* Begin GIVEN ENTRIES *

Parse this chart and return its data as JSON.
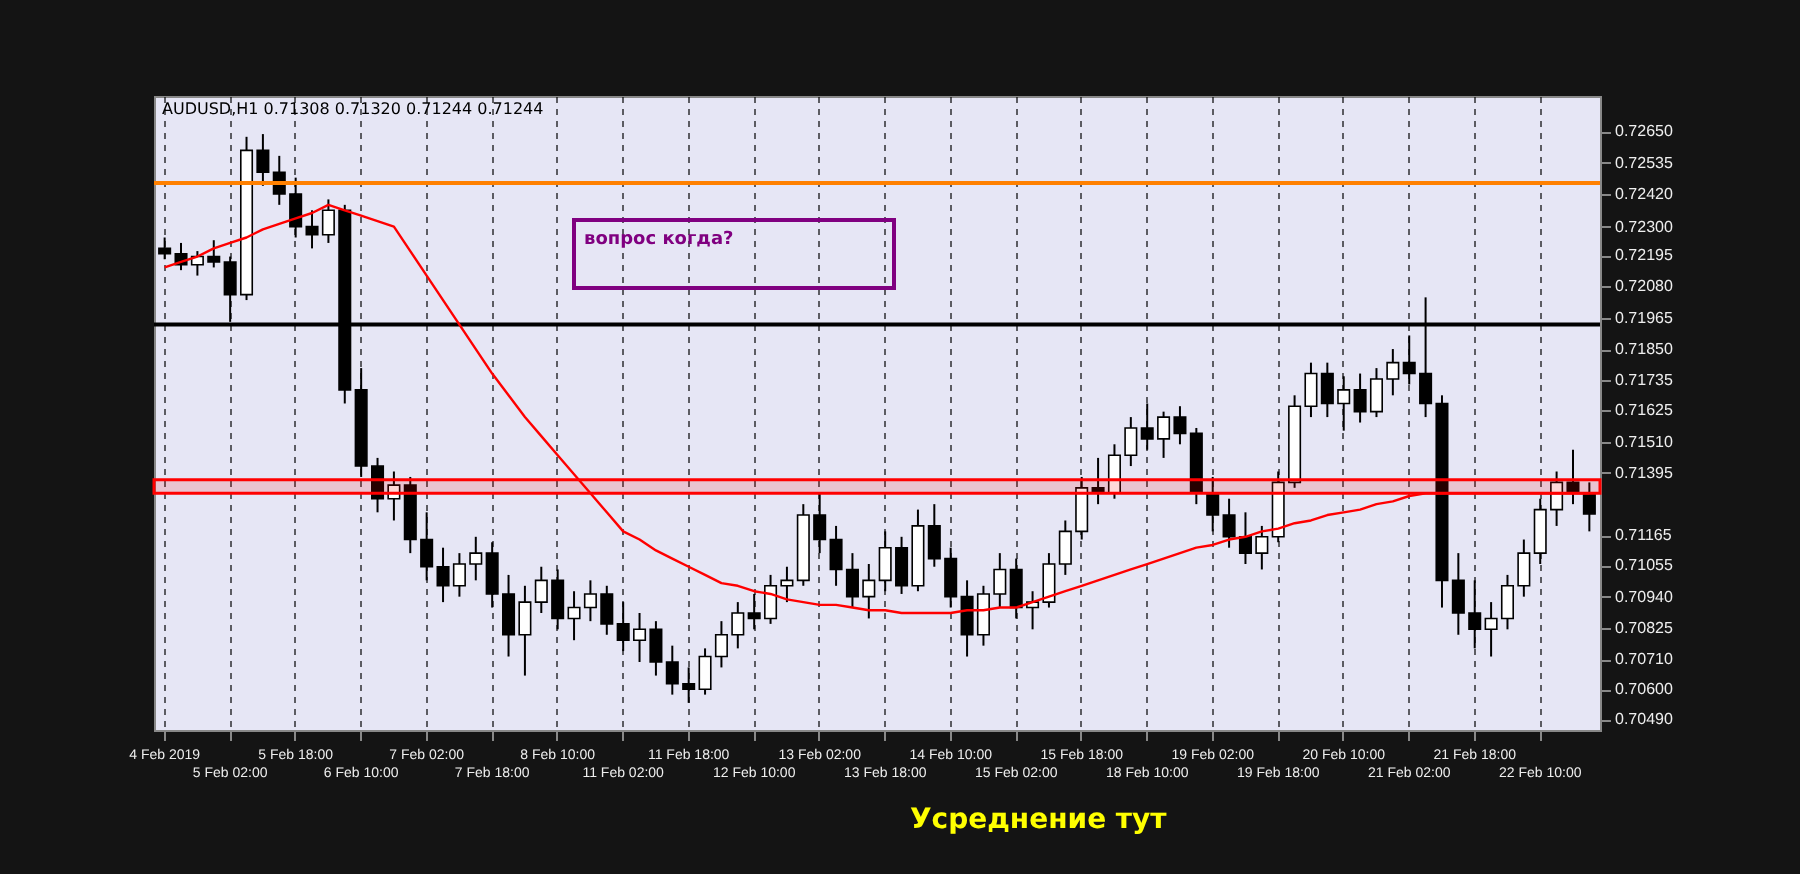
{
  "chart_data": {
    "type": "candlestick",
    "subtitle": "AUDUSD,H1 0.71308 0.71320 0.71244 0.71244",
    "categories": [
      "4 Feb 2019",
      null,
      null,
      null,
      "5 Feb 02:00",
      null,
      null,
      null,
      "5 Feb 18:00",
      null,
      null,
      null,
      "6 Feb 10:00",
      null,
      null,
      null,
      "7 Feb 02:00",
      null,
      null,
      null,
      "7 Feb 18:00",
      null,
      null,
      null,
      "8 Feb 10:00",
      null,
      null,
      null,
      "11 Feb 02:00",
      null,
      null,
      null,
      "11 Feb 18:00",
      null,
      null,
      null,
      "12 Feb 10:00",
      null,
      null,
      null,
      "13 Feb 02:00",
      null,
      null,
      null,
      "13 Feb 18:00",
      null,
      null,
      null,
      "14 Feb 10:00",
      null,
      null,
      null,
      "15 Feb 02:00",
      null,
      null,
      null,
      "15 Feb 18:00",
      null,
      null,
      null,
      "18 Feb 10:00",
      null,
      null,
      null,
      "19 Feb 02:00",
      null,
      null,
      null,
      "19 Feb 18:00",
      null,
      null,
      null,
      "20 Feb 10:00",
      null,
      null,
      null,
      "21 Feb 02:00",
      null,
      null,
      null,
      "21 Feb 18:00",
      null,
      null,
      null,
      "22 Feb 10:00",
      null,
      null,
      null
    ],
    "color": "#000000",
    "ohlc": [
      [
        0.7222,
        0.7226,
        0.7218,
        0.722
      ],
      [
        0.722,
        0.7224,
        0.7214,
        0.7216
      ],
      [
        0.7216,
        0.7221,
        0.7212,
        0.7219
      ],
      [
        0.7219,
        0.7225,
        0.7215,
        0.7217
      ],
      [
        0.7217,
        0.7219,
        0.7195,
        0.7205
      ],
      [
        0.7205,
        0.7263,
        0.7203,
        0.7258
      ],
      [
        0.7258,
        0.7264,
        0.7245,
        0.725
      ],
      [
        0.725,
        0.7256,
        0.7238,
        0.7242
      ],
      [
        0.7242,
        0.7248,
        0.7226,
        0.723
      ],
      [
        0.723,
        0.7236,
        0.7222,
        0.7227
      ],
      [
        0.7227,
        0.724,
        0.7224,
        0.7236
      ],
      [
        0.7236,
        0.7238,
        0.7165,
        0.717
      ],
      [
        0.717,
        0.7178,
        0.7138,
        0.7142
      ],
      [
        0.7142,
        0.7145,
        0.7125,
        0.713
      ],
      [
        0.713,
        0.714,
        0.7122,
        0.7135
      ],
      [
        0.7135,
        0.7138,
        0.711,
        0.7115
      ],
      [
        0.7115,
        0.7125,
        0.71,
        0.7105
      ],
      [
        0.7105,
        0.7112,
        0.7092,
        0.7098
      ],
      [
        0.7098,
        0.711,
        0.7094,
        0.7106
      ],
      [
        0.7106,
        0.7116,
        0.71,
        0.711
      ],
      [
        0.711,
        0.7114,
        0.709,
        0.7095
      ],
      [
        0.7095,
        0.7102,
        0.7072,
        0.708
      ],
      [
        0.708,
        0.7098,
        0.7065,
        0.7092
      ],
      [
        0.7092,
        0.7105,
        0.7088,
        0.71
      ],
      [
        0.71,
        0.7104,
        0.7082,
        0.7086
      ],
      [
        0.7086,
        0.7096,
        0.7078,
        0.709
      ],
      [
        0.709,
        0.71,
        0.7085,
        0.7095
      ],
      [
        0.7095,
        0.7098,
        0.708,
        0.7084
      ],
      [
        0.7084,
        0.7092,
        0.7074,
        0.7078
      ],
      [
        0.7078,
        0.7088,
        0.707,
        0.7082
      ],
      [
        0.7082,
        0.7085,
        0.7065,
        0.707
      ],
      [
        0.707,
        0.7076,
        0.7058,
        0.7062
      ],
      [
        0.7062,
        0.7068,
        0.7055,
        0.706
      ],
      [
        0.706,
        0.7075,
        0.7058,
        0.7072
      ],
      [
        0.7072,
        0.7085,
        0.7068,
        0.708
      ],
      [
        0.708,
        0.7092,
        0.7075,
        0.7088
      ],
      [
        0.7088,
        0.7095,
        0.7082,
        0.7086
      ],
      [
        0.7086,
        0.7102,
        0.7084,
        0.7098
      ],
      [
        0.7098,
        0.7105,
        0.7092,
        0.71
      ],
      [
        0.71,
        0.7128,
        0.7098,
        0.7124
      ],
      [
        0.7124,
        0.7132,
        0.711,
        0.7115
      ],
      [
        0.7115,
        0.712,
        0.7098,
        0.7104
      ],
      [
        0.7104,
        0.711,
        0.709,
        0.7094
      ],
      [
        0.7094,
        0.7106,
        0.7086,
        0.71
      ],
      [
        0.71,
        0.7118,
        0.7096,
        0.7112
      ],
      [
        0.7112,
        0.7116,
        0.7095,
        0.7098
      ],
      [
        0.7098,
        0.7126,
        0.7096,
        0.712
      ],
      [
        0.712,
        0.7128,
        0.7105,
        0.7108
      ],
      [
        0.7108,
        0.7112,
        0.709,
        0.7094
      ],
      [
        0.7094,
        0.71,
        0.7072,
        0.708
      ],
      [
        0.708,
        0.7098,
        0.7076,
        0.7095
      ],
      [
        0.7095,
        0.711,
        0.709,
        0.7104
      ],
      [
        0.7104,
        0.7108,
        0.7086,
        0.709
      ],
      [
        0.709,
        0.7096,
        0.7082,
        0.7092
      ],
      [
        0.7092,
        0.711,
        0.709,
        0.7106
      ],
      [
        0.7106,
        0.7122,
        0.7102,
        0.7118
      ],
      [
        0.7118,
        0.7138,
        0.7115,
        0.7134
      ],
      [
        0.7134,
        0.7145,
        0.7128,
        0.7132
      ],
      [
        0.7132,
        0.715,
        0.713,
        0.7146
      ],
      [
        0.7146,
        0.716,
        0.7142,
        0.7156
      ],
      [
        0.7156,
        0.7165,
        0.7148,
        0.7152
      ],
      [
        0.7152,
        0.7162,
        0.7145,
        0.716
      ],
      [
        0.716,
        0.7164,
        0.715,
        0.7154
      ],
      [
        0.7154,
        0.7156,
        0.7128,
        0.7132
      ],
      [
        0.7132,
        0.7138,
        0.7118,
        0.7124
      ],
      [
        0.7124,
        0.713,
        0.7112,
        0.7116
      ],
      [
        0.7116,
        0.7125,
        0.7106,
        0.711
      ],
      [
        0.711,
        0.712,
        0.7104,
        0.7116
      ],
      [
        0.7116,
        0.714,
        0.7114,
        0.7136
      ],
      [
        0.7136,
        0.7168,
        0.7134,
        0.7164
      ],
      [
        0.7164,
        0.718,
        0.716,
        0.7176
      ],
      [
        0.7176,
        0.718,
        0.716,
        0.7165
      ],
      [
        0.7165,
        0.7175,
        0.7155,
        0.717
      ],
      [
        0.717,
        0.7176,
        0.7158,
        0.7162
      ],
      [
        0.7162,
        0.7178,
        0.716,
        0.7174
      ],
      [
        0.7174,
        0.7185,
        0.7168,
        0.718
      ],
      [
        0.718,
        0.719,
        0.7172,
        0.7176
      ],
      [
        0.7176,
        0.7204,
        0.716,
        0.7165
      ],
      [
        0.7165,
        0.7168,
        0.709,
        0.71
      ],
      [
        0.71,
        0.711,
        0.708,
        0.7088
      ],
      [
        0.7088,
        0.71,
        0.7075,
        0.7082
      ],
      [
        0.7082,
        0.7092,
        0.7072,
        0.7086
      ],
      [
        0.7086,
        0.7102,
        0.7082,
        0.7098
      ],
      [
        0.7098,
        0.7115,
        0.7094,
        0.711
      ],
      [
        0.711,
        0.713,
        0.7106,
        0.7126
      ],
      [
        0.7126,
        0.714,
        0.712,
        0.7136
      ],
      [
        0.7136,
        0.7148,
        0.7128,
        0.7132
      ],
      [
        0.7132,
        0.7136,
        0.7118,
        0.71244
      ]
    ],
    "series": [
      {
        "type": "line",
        "color": "#ff0000",
        "values": [
          0.7215,
          0.7217,
          0.7219,
          0.7222,
          0.7224,
          0.7226,
          0.7229,
          0.7231,
          0.7233,
          0.7235,
          0.7238,
          0.7236,
          0.7234,
          0.7232,
          0.723,
          0.7221,
          0.7212,
          0.7203,
          0.7194,
          0.7185,
          0.7176,
          0.7168,
          0.716,
          0.7153,
          0.7146,
          0.7139,
          0.7132,
          0.7125,
          0.7118,
          0.7115,
          0.7111,
          0.7108,
          0.7105,
          0.7102,
          0.7099,
          0.7098,
          0.7096,
          0.7095,
          0.7093,
          0.7092,
          0.7091,
          0.7091,
          0.709,
          0.7089,
          0.7089,
          0.7088,
          0.7088,
          0.7088,
          0.7088,
          0.7089,
          0.7089,
          0.709,
          0.709,
          0.7092,
          0.7094,
          0.7096,
          0.7098,
          0.71,
          0.7102,
          0.7104,
          0.7106,
          0.7108,
          0.711,
          0.7112,
          0.7113,
          0.7115,
          0.7116,
          0.7118,
          0.7119,
          0.7121,
          0.7122,
          0.7124,
          0.7125,
          0.7126,
          0.7128,
          0.7129,
          0.7131,
          0.7132,
          0.7132,
          0.7132,
          0.7132,
          0.7132,
          0.7132,
          0.7132,
          0.7132,
          0.7132,
          0.7132,
          0.7132
        ]
      }
    ],
    "ylim": [
      0.7045,
      0.7278
    ],
    "yticks": [
      {
        "value": 0.7265,
        "label": "0.72650"
      },
      {
        "value": 0.72535,
        "label": "0.72535"
      },
      {
        "value": 0.7242,
        "label": "0.72420"
      },
      {
        "value": 0.723,
        "label": "0.72300"
      },
      {
        "value": 0.72195,
        "label": "0.72195"
      },
      {
        "value": 0.7208,
        "label": "0.72080"
      },
      {
        "value": 0.71965,
        "label": "0.71965"
      },
      {
        "value": 0.7185,
        "label": "0.71850"
      },
      {
        "value": 0.71735,
        "label": "0.71735"
      },
      {
        "value": 0.71625,
        "label": "0.71625"
      },
      {
        "value": 0.7151,
        "label": "0.71510"
      },
      {
        "value": 0.71395,
        "label": "0.71395"
      },
      {
        "value": 0.71165,
        "label": "0.71165"
      },
      {
        "value": 0.71055,
        "label": "0.71055"
      },
      {
        "value": 0.7094,
        "label": "0.70940"
      },
      {
        "value": 0.70825,
        "label": "0.70825"
      },
      {
        "value": 0.7071,
        "label": "0.70710"
      },
      {
        "value": 0.706,
        "label": "0.70600"
      },
      {
        "value": 0.7049,
        "label": "0.70490"
      }
    ],
    "ref_lines": [
      {
        "axis": "y",
        "value": 0.7194,
        "color": "#000000"
      },
      {
        "axis": "y",
        "value": 0.7246,
        "color": "#ff8000"
      }
    ],
    "bands": [
      {
        "axis": "y",
        "from": 0.7132,
        "to": 0.7137,
        "color": "#ff0000"
      }
    ],
    "annotations": [
      "вопрос когда?",
      "Усреднение тут"
    ],
    "grid": "x"
  }
}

* End GIVEN ENTRIES *

WHAT IS REQUIRED:
Your answer should be only a number: how many lines of the data above contain the string "color"?

THE COMPLETED TASK:
5